- _What is asked_
Reproduce every line in the listing that contains the word "JSON".
------------------------------------------------------------
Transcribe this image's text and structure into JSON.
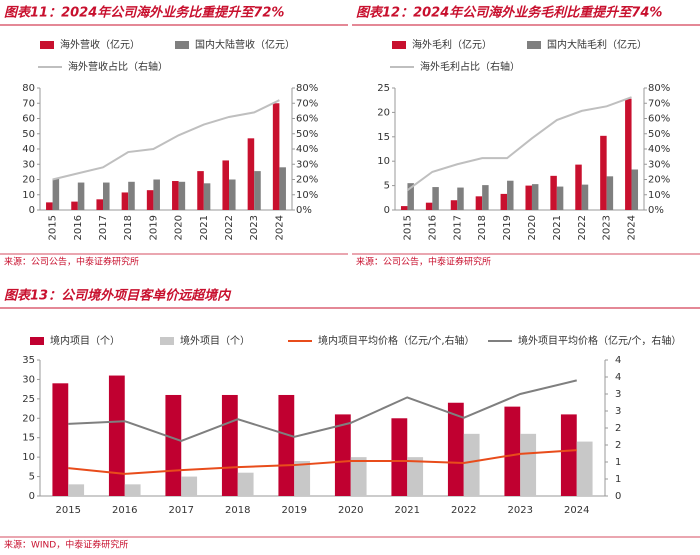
{
  "chart_data": [
    {
      "type": "bar",
      "title": "图表11：2024年公司海外业务比重提升至72%",
      "source": "来源：公司公告，中泰证券研究所",
      "categories": [
        "2015",
        "2016",
        "2017",
        "2018",
        "2019",
        "2020",
        "2021",
        "2022",
        "2023",
        "2024"
      ],
      "series": [
        {
          "name": "海外营收（亿元）",
          "type": "bar",
          "color": "#c8102e",
          "values": [
            5,
            5.5,
            7,
            11.5,
            13,
            19,
            25.5,
            32.5,
            47,
            70
          ]
        },
        {
          "name": "国内大陆营收（亿元）",
          "type": "bar",
          "color": "#7f7f7f",
          "values": [
            20.5,
            18,
            18,
            18.5,
            20,
            18.5,
            17.5,
            20,
            25.5,
            28
          ]
        },
        {
          "name": "海外营收占比（右轴）",
          "type": "line",
          "axis": "y2",
          "color": "#bfbfbf",
          "values": [
            20,
            24,
            28,
            38,
            40,
            49,
            56,
            61,
            64,
            72
          ]
        }
      ],
      "ylim": [
        0,
        80
      ],
      "yticks": [
        0,
        10,
        20,
        30,
        40,
        50,
        60,
        70,
        80
      ],
      "y2lim": [
        0,
        80
      ],
      "y2ticks": [
        {
          "value": 0,
          "label": "0%"
        },
        {
          "value": 10,
          "label": "10%"
        },
        {
          "value": 20,
          "label": "20%"
        },
        {
          "value": 30,
          "label": "30%"
        },
        {
          "value": 40,
          "label": "40%"
        },
        {
          "value": 50,
          "label": "50%"
        },
        {
          "value": 60,
          "label": "60%"
        },
        {
          "value": 70,
          "label": "70%"
        },
        {
          "value": 80,
          "label": "80%"
        }
      ]
    },
    {
      "type": "bar",
      "title": "图表12：2024年公司海外业务毛利比重提升至74%",
      "source": "来源：公司公告，中泰证券研究所",
      "categories": [
        "2015",
        "2016",
        "2017",
        "2018",
        "2019",
        "2020",
        "2021",
        "2022",
        "2023",
        "2024"
      ],
      "series": [
        {
          "name": "海外毛利（亿元）",
          "type": "bar",
          "color": "#c8102e",
          "values": [
            0.8,
            1.5,
            2,
            2.8,
            3.3,
            5,
            7,
            9.3,
            15.2,
            22.8
          ]
        },
        {
          "name": "国内大陆毛利（亿元）",
          "type": "bar",
          "color": "#7f7f7f",
          "values": [
            5.5,
            4.7,
            4.6,
            5.1,
            6,
            5.3,
            4.8,
            5.2,
            6.9,
            8.3
          ]
        },
        {
          "name": "海外毛利占比（右轴）",
          "type": "line",
          "axis": "y2",
          "color": "#bfbfbf",
          "values": [
            13,
            25,
            30,
            34,
            34,
            47,
            59,
            65,
            68,
            74
          ]
        }
      ],
      "ylim": [
        0,
        25
      ],
      "yticks": [
        0,
        5,
        10,
        15,
        20,
        25
      ],
      "y2lim": [
        0,
        80
      ],
      "y2ticks": [
        {
          "value": 0,
          "label": "0%"
        },
        {
          "value": 10,
          "label": "10%"
        },
        {
          "value": 20,
          "label": "20%"
        },
        {
          "value": 30,
          "label": "30%"
        },
        {
          "value": 40,
          "label": "40%"
        },
        {
          "value": 50,
          "label": "50%"
        },
        {
          "value": 60,
          "label": "60%"
        },
        {
          "value": 70,
          "label": "70%"
        },
        {
          "value": 80,
          "label": "80%"
        }
      ]
    },
    {
      "type": "bar",
      "title": "图表13：公司境外项目客单价远超境内",
      "source": "来源：WIND，中泰证券研究所",
      "categories": [
        "2015",
        "2016",
        "2017",
        "2018",
        "2019",
        "2020",
        "2021",
        "2022",
        "2023",
        "2024"
      ],
      "series": [
        {
          "name": "境内项目（个）",
          "type": "bar",
          "color": "#c00030",
          "values": [
            29,
            31,
            26,
            26,
            26,
            21,
            20,
            24,
            23,
            21
          ]
        },
        {
          "name": "境外项目（个）",
          "type": "bar",
          "color": "#c8c8c8",
          "values": [
            3,
            3,
            5,
            6,
            9,
            10,
            10,
            16,
            16,
            14
          ]
        },
        {
          "name": "境内项目平均价格（亿元/个,右轴）",
          "type": "line",
          "axis": "y2",
          "color": "#e84c1b",
          "values": [
            0.82,
            0.65,
            0.76,
            0.85,
            0.91,
            1.03,
            1.03,
            0.97,
            1.24,
            1.35
          ]
        },
        {
          "name": "境外项目平均价格（亿元/个，右轴）",
          "type": "line",
          "axis": "y2",
          "color": "#7f7f7f",
          "values": [
            2.12,
            2.2,
            1.62,
            2.26,
            1.74,
            2.15,
            2.9,
            2.3,
            3.0,
            3.4
          ]
        }
      ],
      "ylim": [
        0,
        35
      ],
      "yticks": [
        0,
        5,
        10,
        15,
        20,
        25,
        30,
        35
      ],
      "y2lim": [
        0,
        4
      ],
      "y2ticks": [
        0,
        {
          "value": 0.5,
          "label": "1"
        },
        1,
        {
          "value": 1.5,
          "label": "2"
        },
        2,
        {
          "value": 2.5,
          "label": "3"
        },
        3,
        {
          "value": 3.5,
          "label": "4"
        },
        4
      ]
    }
  ]
}
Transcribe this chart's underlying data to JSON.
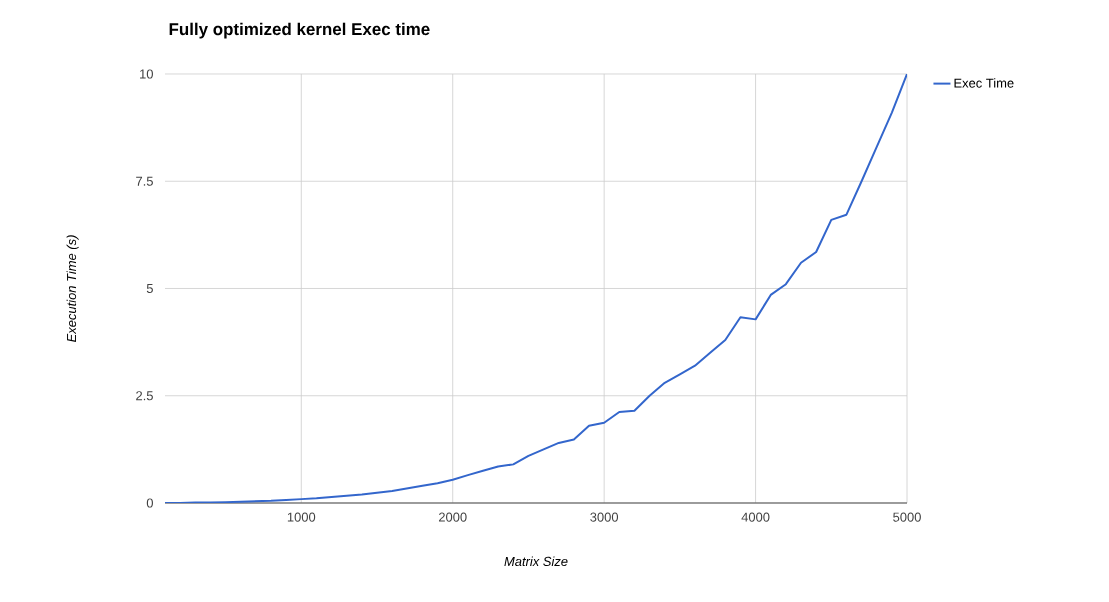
{
  "chart_data": {
    "type": "line",
    "title": "Fully optimized kernel Exec time",
    "xlabel": "Matrix Size",
    "ylabel": "Execution Time (s)",
    "x": [
      100,
      200,
      300,
      400,
      500,
      600,
      700,
      800,
      900,
      1000,
      1100,
      1200,
      1300,
      1400,
      1500,
      1600,
      1700,
      1800,
      1900,
      2000,
      2100,
      2200,
      2300,
      2400,
      2500,
      2600,
      2700,
      2800,
      2900,
      3000,
      3100,
      3200,
      3300,
      3400,
      3500,
      3600,
      3700,
      3800,
      3900,
      4000,
      4100,
      4200,
      4300,
      4400,
      4500,
      4600,
      4700,
      4800,
      4900,
      5000
    ],
    "series": [
      {
        "name": "Exec Time",
        "color": "#3366cc",
        "values": [
          0,
          0,
          0.01,
          0.01,
          0.02,
          0.03,
          0.04,
          0.05,
          0.07,
          0.09,
          0.11,
          0.14,
          0.17,
          0.2,
          0.24,
          0.28,
          0.34,
          0.4,
          0.46,
          0.54,
          0.65,
          0.75,
          0.85,
          0.9,
          1.1,
          1.25,
          1.4,
          1.48,
          1.8,
          1.87,
          2.12,
          2.15,
          2.5,
          2.8,
          3.0,
          3.2,
          3.5,
          3.8,
          4.33,
          4.28,
          4.85,
          5.1,
          5.6,
          5.85,
          6.6,
          6.72,
          7.5,
          8.3,
          9.1,
          10
        ]
      }
    ],
    "xlim": [
      100,
      5000
    ],
    "ylim": [
      0,
      10
    ],
    "xticks": [
      1000,
      2000,
      3000,
      4000,
      5000
    ],
    "yticks": [
      0,
      2.5,
      5,
      7.5,
      10
    ],
    "grid": true,
    "legend": "right",
    "line_style": "solid",
    "marker": "none"
  }
}
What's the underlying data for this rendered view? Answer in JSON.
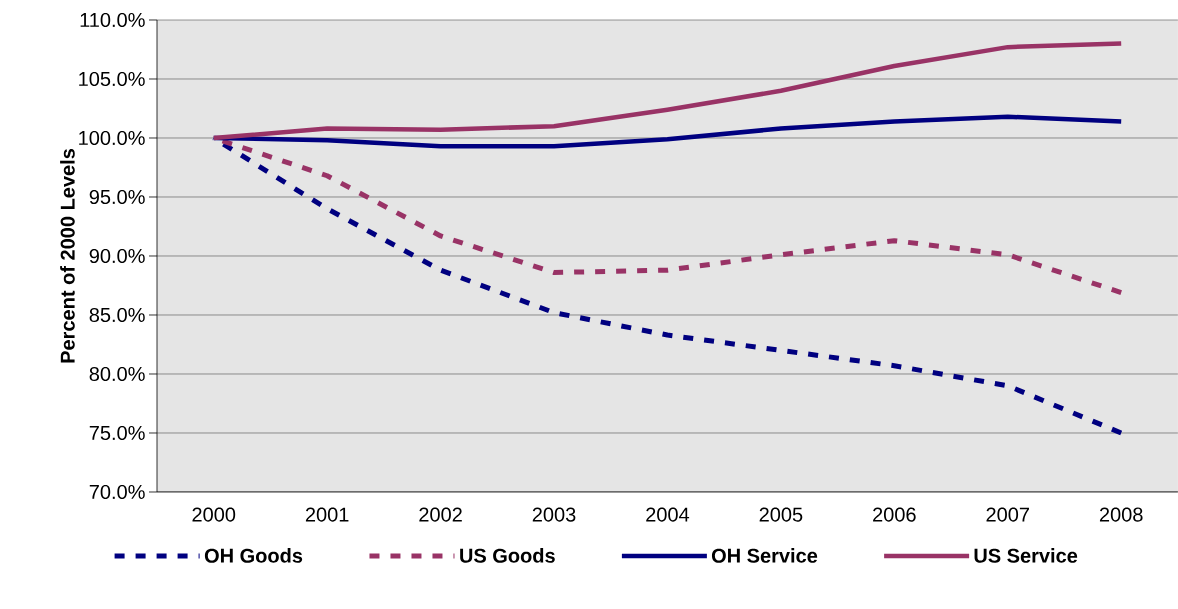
{
  "chart_data": {
    "type": "line",
    "ylabel": "Percent of 2000 Levels",
    "categories": [
      "2000",
      "2001",
      "2002",
      "2003",
      "2004",
      "2005",
      "2006",
      "2007",
      "2008"
    ],
    "series": [
      {
        "name": "OH Goods",
        "color": "#000080",
        "line_style": "dashed",
        "values": [
          100,
          94.0,
          88.8,
          85.2,
          83.3,
          82.0,
          80.7,
          79.0,
          75.0
        ]
      },
      {
        "name": "US Goods",
        "color": "#993366",
        "line_style": "dashed",
        "values": [
          100,
          96.8,
          91.7,
          88.6,
          88.8,
          90.1,
          91.3,
          90.1,
          86.9
        ]
      },
      {
        "name": "OH Service",
        "color": "#000080",
        "line_style": "solid",
        "values": [
          100,
          99.8,
          99.3,
          99.3,
          99.9,
          100.8,
          101.4,
          101.8,
          101.4
        ]
      },
      {
        "name": "US Service",
        "color": "#993366",
        "line_style": "solid",
        "values": [
          100,
          100.8,
          100.7,
          101.0,
          102.4,
          104.0,
          106.1,
          107.7,
          108.0
        ]
      }
    ],
    "ylim": [
      70,
      110
    ],
    "yticks": [
      {
        "value": 70,
        "label": "70.0%"
      },
      {
        "value": 75,
        "label": "75.0%"
      },
      {
        "value": 80,
        "label": "80.0%"
      },
      {
        "value": 85,
        "label": "85.0%"
      },
      {
        "value": 90,
        "label": "90.0%"
      },
      {
        "value": 95,
        "label": "95.0%"
      },
      {
        "value": 100,
        "label": "100.0%"
      },
      {
        "value": 105,
        "label": "105.0%"
      },
      {
        "value": 110,
        "label": "110.0%"
      }
    ],
    "grid": "y",
    "legend": "bottom",
    "marker": "none"
  }
}
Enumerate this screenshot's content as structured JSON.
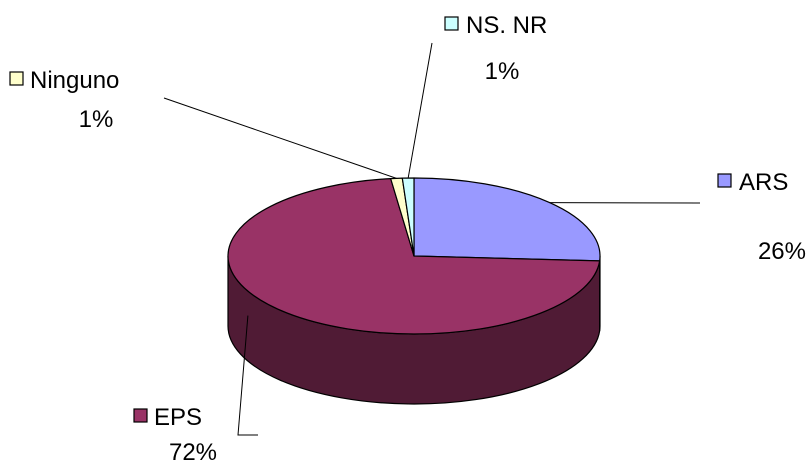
{
  "chart_data": {
    "type": "pie",
    "style": "3d",
    "legend": "inline labels with leader lines",
    "slices": [
      {
        "name": "ARS",
        "value": 26,
        "label": "26%",
        "color": "#9999FF"
      },
      {
        "name": "EPS",
        "value": 72,
        "label": "72%",
        "color": "#993366"
      },
      {
        "name": "Ninguno",
        "value": 1,
        "label": "1%",
        "color": "#FFFFCC"
      },
      {
        "name": "NS. NR",
        "value": 1,
        "label": "1%",
        "color": "#CCFFFF"
      }
    ]
  }
}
------------------------------------------------------------
- _Answer to this task_
Transcribe this image's text and structure into JSON.
Transcribe this chart's underlying data to JSON.
What's the underlying data for this rendered view? Answer in JSON.
Enumerate this screenshot's content as structured JSON.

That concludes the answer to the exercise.